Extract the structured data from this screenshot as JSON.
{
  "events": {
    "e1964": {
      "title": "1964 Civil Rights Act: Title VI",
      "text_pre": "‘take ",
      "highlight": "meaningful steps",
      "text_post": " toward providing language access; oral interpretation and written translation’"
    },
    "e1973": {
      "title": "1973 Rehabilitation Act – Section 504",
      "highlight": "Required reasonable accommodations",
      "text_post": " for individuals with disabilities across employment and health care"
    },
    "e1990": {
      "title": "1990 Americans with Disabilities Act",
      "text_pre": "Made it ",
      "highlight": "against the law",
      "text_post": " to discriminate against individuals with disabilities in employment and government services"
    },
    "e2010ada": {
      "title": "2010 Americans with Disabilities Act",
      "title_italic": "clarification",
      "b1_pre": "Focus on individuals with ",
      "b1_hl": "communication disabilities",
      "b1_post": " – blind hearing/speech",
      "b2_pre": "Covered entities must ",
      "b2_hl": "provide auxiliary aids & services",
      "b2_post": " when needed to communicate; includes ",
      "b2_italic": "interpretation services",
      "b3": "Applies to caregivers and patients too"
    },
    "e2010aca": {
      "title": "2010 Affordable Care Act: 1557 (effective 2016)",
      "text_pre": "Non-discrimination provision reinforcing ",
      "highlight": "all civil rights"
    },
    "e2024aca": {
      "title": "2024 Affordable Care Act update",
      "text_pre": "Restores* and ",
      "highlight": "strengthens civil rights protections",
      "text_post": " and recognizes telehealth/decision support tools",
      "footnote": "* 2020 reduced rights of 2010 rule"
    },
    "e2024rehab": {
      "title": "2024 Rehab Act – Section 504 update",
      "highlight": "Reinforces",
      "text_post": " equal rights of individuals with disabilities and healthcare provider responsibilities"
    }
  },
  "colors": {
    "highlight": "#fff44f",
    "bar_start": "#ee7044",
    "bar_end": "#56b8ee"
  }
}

THE TASK
Output the listing above in full. Every line must match.

SOLVED EXERCISE
Extract the structured data from this screenshot as JSON.
{
  "events": {
    "e1964": {
      "title": "1964 Civil Rights Act: Title VI",
      "text_pre": "‘take ",
      "highlight": "meaningful steps",
      "text_post": " toward providing language access; oral interpretation and written translation’"
    },
    "e1973": {
      "title": "1973 Rehabilitation Act – Section 504",
      "highlight": "Required reasonable accommodations",
      "text_post": " for individuals with disabilities across employment and health care"
    },
    "e1990": {
      "title": "1990 Americans with Disabilities Act",
      "text_pre": "Made it ",
      "highlight": "against the law",
      "text_post": " to discriminate against individuals with disabilities in employment and government services"
    },
    "e2010ada": {
      "title": "2010 Americans with Disabilities Act",
      "title_italic": "clarification",
      "b1_pre": "Focus on individuals with ",
      "b1_hl": "communication disabilities",
      "b1_post": " – blind hearing/speech",
      "b2_pre": "Covered entities must ",
      "b2_hl": "provide auxiliary aids & services",
      "b2_post": " when needed to communicate; includes ",
      "b2_italic": "interpretation services",
      "b3": "Applies to caregivers and patients too"
    },
    "e2010aca": {
      "title": "2010 Affordable Care Act: 1557 (effective 2016)",
      "text_pre": "Non-discrimination provision reinforcing ",
      "highlight": "all civil rights"
    },
    "e2024aca": {
      "title": "2024 Affordable Care Act update",
      "text_pre": "Restores* and ",
      "highlight": "strengthens civil rights protections",
      "text_post": " and recognizes telehealth/decision support tools",
      "footnote": "* 2020 reduced rights of 2010 rule"
    },
    "e2024rehab": {
      "title": "2024 Rehab Act – Section 504 update",
      "highlight": "Reinforces",
      "text_post": " equal rights of individuals with disabilities and healthcare provider responsibilities"
    }
  },
  "colors": {
    "highlight": "#fff44f",
    "bar_start": "#ee7044",
    "bar_end": "#56b8ee"
  }
}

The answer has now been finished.